Supplied data ::
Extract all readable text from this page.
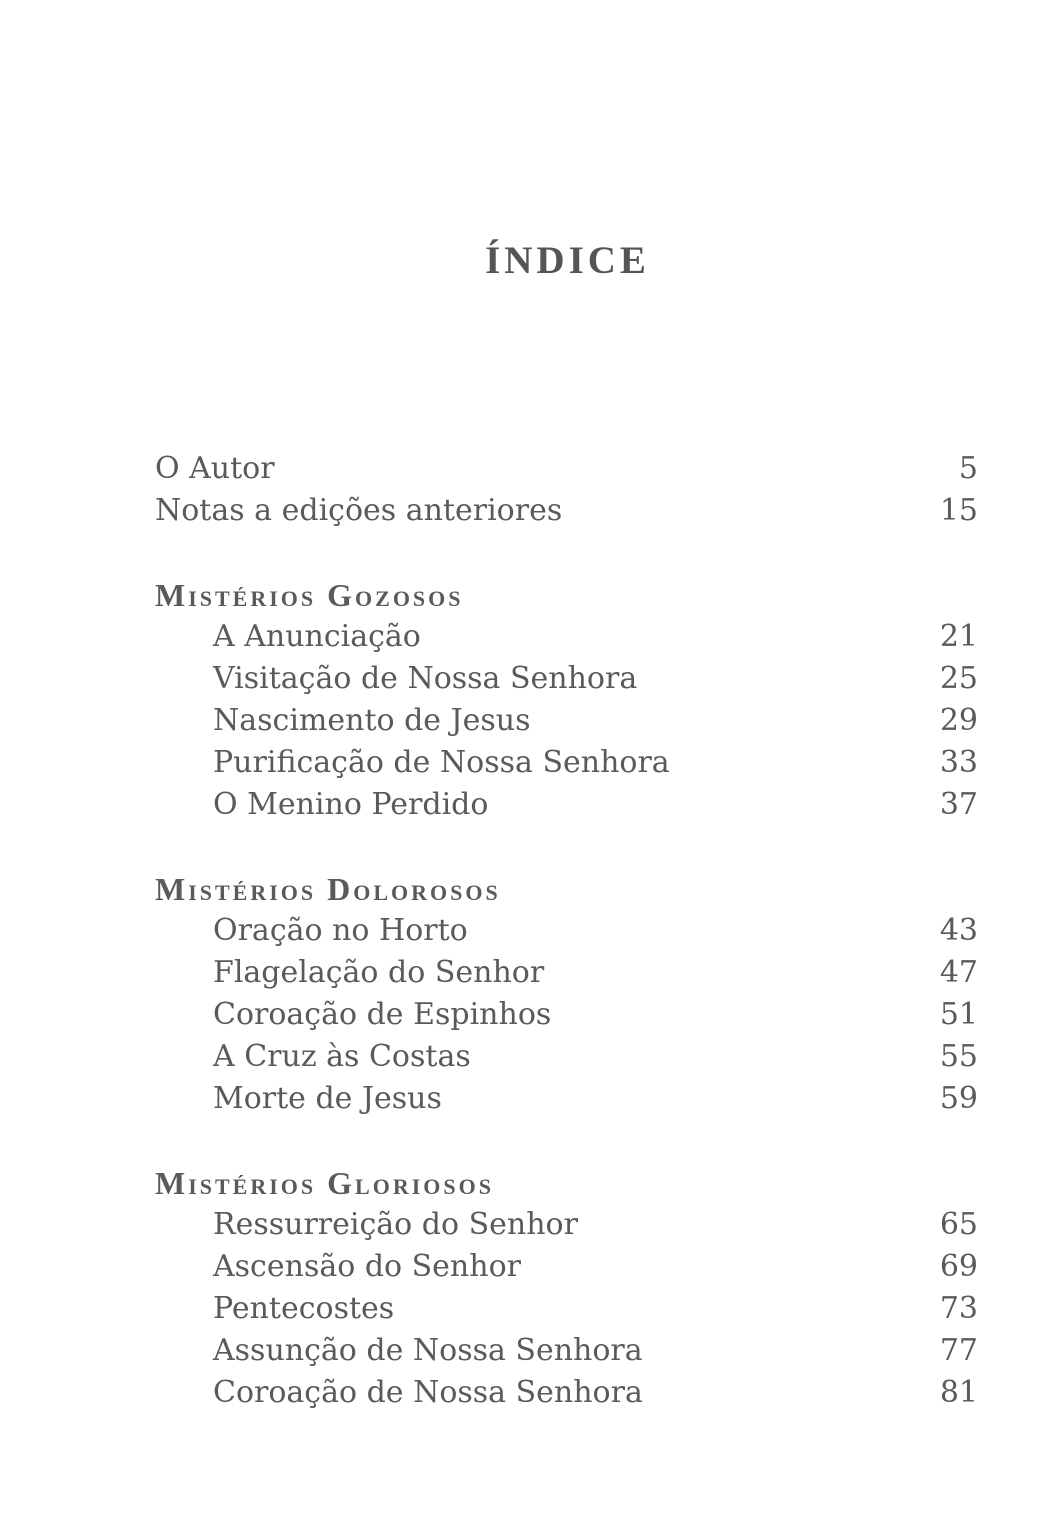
ÍNDICE
O Autor	5
Notas a edições anteriores	15
Mistérios Gozosos
A Anunciação	21
Visitação de Nossa Senhora	25
Nascimento de Jesus	29
Purificação de Nossa Senhora	33
O Menino Perdido	37
Mistérios Dolorosos
Oração no Horto	43
Flagelação do Senhor	47
Coroação de Espinhos	51
A Cruz às Costas	55
Morte de Jesus	59
Mistérios Gloriosos
Ressurreição do Senhor	65
Ascensão do Senhor	69
Pentecostes	73
Assunção de Nossa Senhora	77
Coroação de Nossa Senhora	81
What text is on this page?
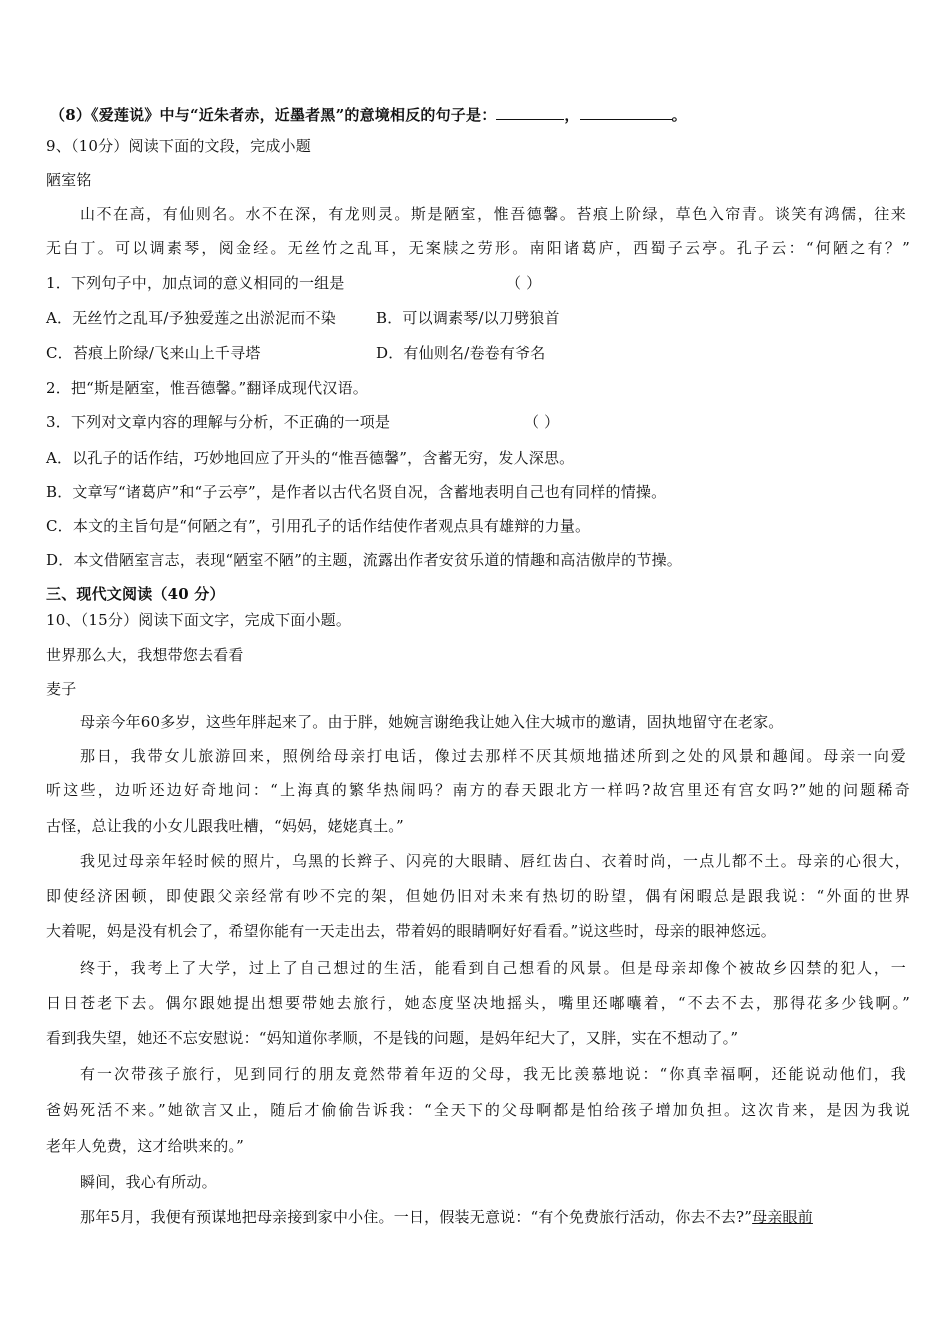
（8）《爱莲说》中与“近朱者赤，近墨者黑”的意境相反的句子是：	，	。
9、（10分）阅读下面的文段，完成小题
陋室铭
山不在高，有仙则名。水不在深，有龙则灵。斯是陋室，惟吾德馨。苔痕上阶绿，草色入帘青。谈笑有鸿儒，往来
无白丁。可以调素琴，阅金经。无丝竹之乱耳，无案牍之劳形。南阳诸葛庐，西蜀子云亭。孔子云：“何陋之有？”
1．下列句子中，加点词的意义相同的一组是	（ ）
A．无丝竹之乱耳/予独爱莲之出淤泥而不染	B．可以调素琴/以刀劈狼首
C．苔痕上阶绿/飞来山上千寻塔	D．有仙则名/卷卷有爷名
2．把“斯是陋室，惟吾德馨。”翻译成现代汉语。
3．下列对文章内容的理解与分析，不正确的一项是	（ ）
A．以孔子的话作结，巧妙地回应了开头的“惟吾德馨”，含蓄无穷，发人深思。
B．文章写“诸葛庐”和“子云亭”，是作者以古代名贤自况，含蓄地表明自己也有同样的情操。
C．本文的主旨句是“何陋之有”，引用孔子的话作结使作者观点具有雄辩的力量。
D．本文借陋室言志，表现“陋室不陋”的主题，流露出作者安贫乐道的情趣和高洁傲岸的节操。
三、现代文阅读（40 分）
10、（15分）阅读下面文字，完成下面小题。
世界那么大，我想带您去看看
麦子
母亲今年60多岁，这些年胖起来了。由于胖，她婉言谢绝我让她入住大城市的邀请，固执地留守在老家。
那日，我带女儿旅游回来，照例给母亲打电话，像过去那样不厌其烦地描述所到之处的风景和趣闻。母亲一向爱
听这些，边听还边好奇地问：“上海真的繁华热闹吗？南方的春天跟北方一样吗?故宫里还有宫女吗?”她的问题稀奇
古怪，总让我的小女儿跟我吐槽，“妈妈，姥姥真土。”
我见过母亲年轻时候的照片，乌黑的长辫子、闪亮的大眼睛、唇红齿白、衣着时尚，一点儿都不土。母亲的心很大，
即使经济困顿，即使跟父亲经常有吵不完的架，但她仍旧对未来有热切的盼望，偶有闲暇总是跟我说：“外面的世界
大着呢，妈是没有机会了，希望你能有一天走出去，带着妈的眼睛啊好好看看。”说这些时，母亲的眼神悠远。
终于，我考上了大学，过上了自己想过的生活，能看到自己想看的风景。但是母亲却像个被故乡囚禁的犯人，一
日日苍老下去。偶尔跟她提出想要带她去旅行，她态度坚决地摇头，嘴里还嘟囔着，“不去不去，那得花多少钱啊。”
看到我失望，她还不忘安慰说：“妈知道你孝顺，不是钱的问题，是妈年纪大了，又胖，实在不想动了。”
有一次带孩子旅行，见到同行的朋友竟然带着年迈的父母，我无比羡慕地说：“你真幸福啊，还能说动他们，我
爸妈死活不来。”她欲言又止，随后才偷偷告诉我：“全天下的父母啊都是怕给孩子增加负担。这次肯来，是因为我说
老年人免费，这才给哄来的。”
瞬间，我心有所动。
那年5月，我便有预谋地把母亲接到家中小住。一日，假装无意说：“有个免费旅行活动，你去不去?”母亲眼前
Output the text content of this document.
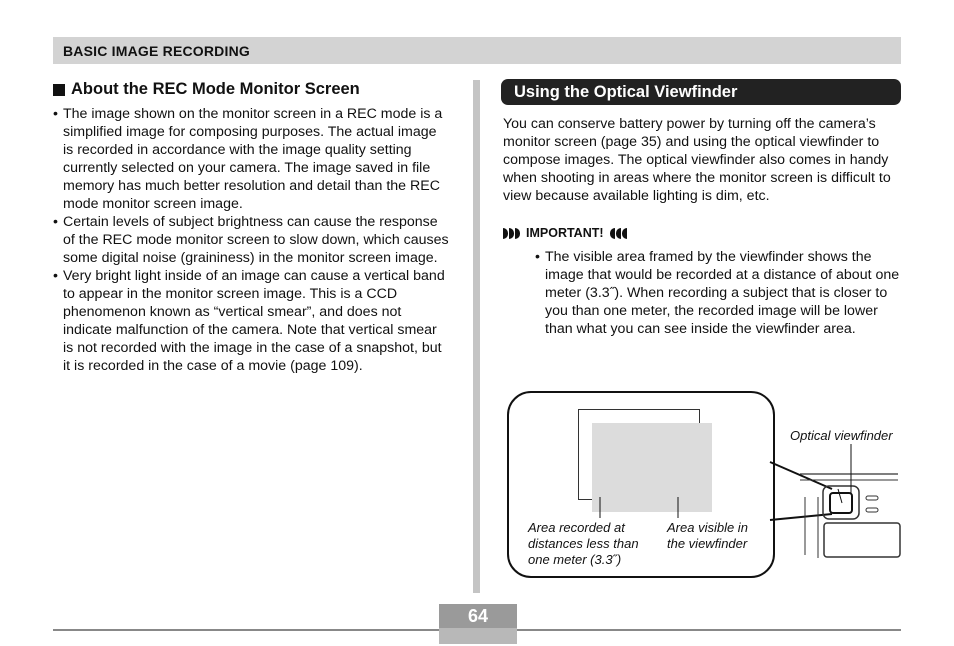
BASIC IMAGE RECORDING
About the REC Mode Monitor Screen
• The image shown on the monitor screen in a REC mode is a simplified image for composing purposes. The actual image is recorded in accordance with the image quality setting currently selected on your camera. The image saved in file memory has much better resolution and detail than the REC mode monitor screen image.
• Certain levels of subject brightness can cause the response of the REC mode monitor screen to slow down, which causes some digital noise (graininess) in the monitor screen image.
• Very bright light inside of an image can cause a vertical band to appear in the monitor screen image. This is a CCD phenomenon known as “vertical smear”, and does not indicate malfunction of the camera. Note that vertical smear is not recorded with the image in the case of a snapshot, but it is recorded in the case of a movie (page 109).
Using the Optical Viewfinder
You can conserve battery power by turning off the camera’s monitor screen (page 35) and using the optical viewfinder to compose images. The optical viewfinder also comes in handy when shooting in areas where the monitor screen is difficult to view because available lighting is dim, etc.
IMPORTANT!
• The visible area framed by the viewfinder shows the image that would be recorded at a distance of about one meter (3.3˝). When recording a subject that is closer to you than one meter, the recorded image will be lower than what you can see inside the viewfinder area.
Area recorded at distances less than one meter (3.3˝)
Area visible in the viewfinder
Optical viewfinder
64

Given request ::
Filter the records above and return every line that holds the word "visible".

Result ::
• The visible area framed by the viewfinder shows the image that would be recorded at a distance of about one meter (3.3˝). When recording a subject that is closer to you than one meter, the recorded image will be lower than what you can see inside the viewfinder area.
Area visible in the viewfinder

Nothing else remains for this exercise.